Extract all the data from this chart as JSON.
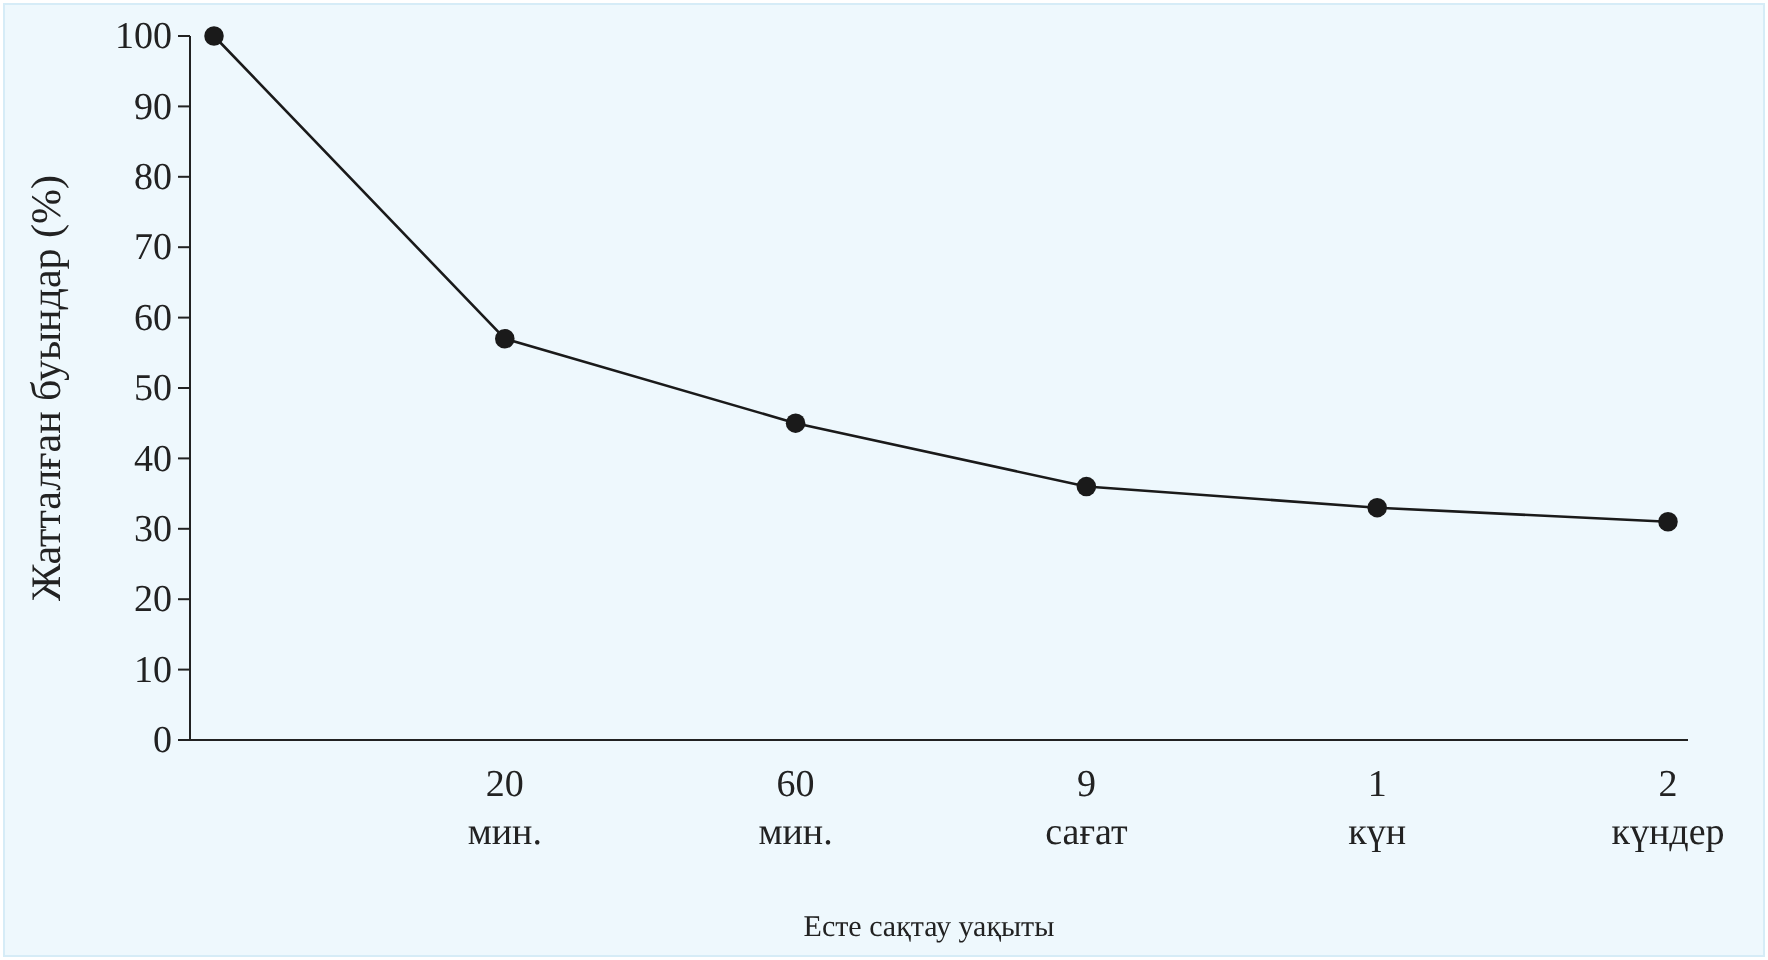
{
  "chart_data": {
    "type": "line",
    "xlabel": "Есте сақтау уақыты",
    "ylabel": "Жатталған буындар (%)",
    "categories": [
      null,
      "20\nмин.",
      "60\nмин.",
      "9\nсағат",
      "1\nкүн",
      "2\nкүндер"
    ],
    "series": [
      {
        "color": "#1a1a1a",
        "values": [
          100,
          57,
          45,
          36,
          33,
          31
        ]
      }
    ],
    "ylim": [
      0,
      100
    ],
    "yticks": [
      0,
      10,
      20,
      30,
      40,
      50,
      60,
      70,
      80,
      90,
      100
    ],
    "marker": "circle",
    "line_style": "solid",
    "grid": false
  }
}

------------------------------------------------------------------------

Written problem: Copy the records above exactly, omitting every picture.

Response:
Extract all the data from this chart as JSON.
{
  "chart_data": {
    "type": "line",
    "xlabel": "Есте сақтау уақыты",
    "ylabel": "Жатталған буындар (%)",
    "categories": [
      null,
      "20\nмин.",
      "60\nмин.",
      "9\nсағат",
      "1\nкүн",
      "2\nкүндер"
    ],
    "series": [
      {
        "color": "#1a1a1a",
        "values": [
          100,
          57,
          45,
          36,
          33,
          31
        ]
      }
    ],
    "ylim": [
      0,
      100
    ],
    "yticks": [
      0,
      10,
      20,
      30,
      40,
      50,
      60,
      70,
      80,
      90,
      100
    ],
    "marker": "circle",
    "line_style": "solid",
    "grid": false
  }
}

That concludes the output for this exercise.